*Directions:* Please reproduce every record, keeping each one exactly as written.

*Exercise materials:*
·····

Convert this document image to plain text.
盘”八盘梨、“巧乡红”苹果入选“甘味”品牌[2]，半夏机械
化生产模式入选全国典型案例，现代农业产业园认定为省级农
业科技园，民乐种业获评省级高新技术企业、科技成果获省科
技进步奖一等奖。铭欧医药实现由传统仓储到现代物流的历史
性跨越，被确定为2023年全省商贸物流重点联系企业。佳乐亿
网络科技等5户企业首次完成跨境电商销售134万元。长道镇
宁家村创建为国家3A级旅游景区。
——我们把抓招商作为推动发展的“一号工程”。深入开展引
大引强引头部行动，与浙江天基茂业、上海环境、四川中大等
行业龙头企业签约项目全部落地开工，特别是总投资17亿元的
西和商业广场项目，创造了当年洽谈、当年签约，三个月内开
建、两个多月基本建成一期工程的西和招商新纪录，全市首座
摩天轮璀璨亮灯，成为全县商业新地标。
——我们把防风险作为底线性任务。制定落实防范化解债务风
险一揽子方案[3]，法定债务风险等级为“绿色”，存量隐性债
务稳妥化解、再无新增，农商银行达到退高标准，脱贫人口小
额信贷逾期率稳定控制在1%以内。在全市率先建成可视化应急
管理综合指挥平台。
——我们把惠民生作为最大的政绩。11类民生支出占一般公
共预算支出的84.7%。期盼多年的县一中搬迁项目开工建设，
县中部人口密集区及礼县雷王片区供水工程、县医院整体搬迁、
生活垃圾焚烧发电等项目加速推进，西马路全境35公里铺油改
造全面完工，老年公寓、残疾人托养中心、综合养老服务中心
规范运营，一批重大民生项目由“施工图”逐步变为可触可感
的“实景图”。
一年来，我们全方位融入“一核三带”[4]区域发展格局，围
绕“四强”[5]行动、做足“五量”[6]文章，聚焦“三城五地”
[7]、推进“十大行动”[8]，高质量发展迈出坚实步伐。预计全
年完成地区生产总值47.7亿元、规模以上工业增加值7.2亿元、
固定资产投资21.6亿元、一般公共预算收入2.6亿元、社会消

·····

*Problem solution:*
Convert this document image to plain text.
盘”八盘梨、“巧乡红”苹果入选“甘味”品牌[2]，半夏机械
化生产模式入选全国典型案例，现代农业产业园认定为省级农
业科技园，民乐种业获评省级高新技术企业、科技成果获省科
技进步奖一等奖。铭欧医药实现由传统仓储到现代物流的历史
性跨越，被确定为2023年全省商贸物流重点联系企业。佳乐亿
网络科技等5户企业首次完成跨境电商销售134万元。长道镇
宁家村创建为国家3A级旅游景区。
——我们把抓招商作为推动发展的“一号工程”。深入开展引
大引强引头部行动，与浙江天基茂业、上海环境、四川中大等
行业龙头企业签约项目全部落地开工，特别是总投资17亿元的
西和商业广场项目，创造了当年洽谈、当年签约，三个月内开
建、两个多月基本建成一期工程的西和招商新纪录，全市首座
摩天轮璀璨亮灯，成为全县商业新地标。
——我们把防风险作为底线性任务。制定落实防范化解债务风
险一揽子方案[3]，法定债务风险等级为“绿色”，存量隐性债
务稳妥化解、再无新增，农商银行达到退高标准，脱贫人口小
额信贷逾期率稳定控制在1%以内。在全市率先建成可视化应急
管理综合指挥平台。
——我们把惠民生作为最大的政绩。11类民生支出占一般公
共预算支出的84.7%。期盼多年的县一中搬迁项目开工建设，
县中部人口密集区及礼县雷王片区供水工程、县医院整体搬迁、
生活垃圾焚烧发电等项目加速推进，西马路全境35公里铺油改
造全面完工，老年公寓、残疾人托养中心、综合养老服务中心
规范运营，一批重大民生项目由“施工图”逐步变为可触可感
的“实景图”。
一年来，我们全方位融入“一核三带”[4]区域发展格局，围
绕“四强”[5]行动、做足“五量”[6]文章，聚焦“三城五地”
[7]、推进“十大行动”[8]，高质量发展迈出坚实步伐。预计全
年完成地区生产总值47.7亿元、规模以上工业增加值7.2亿元、
固定资产投资21.6亿元、一般公共预算收入2.6亿元、社会消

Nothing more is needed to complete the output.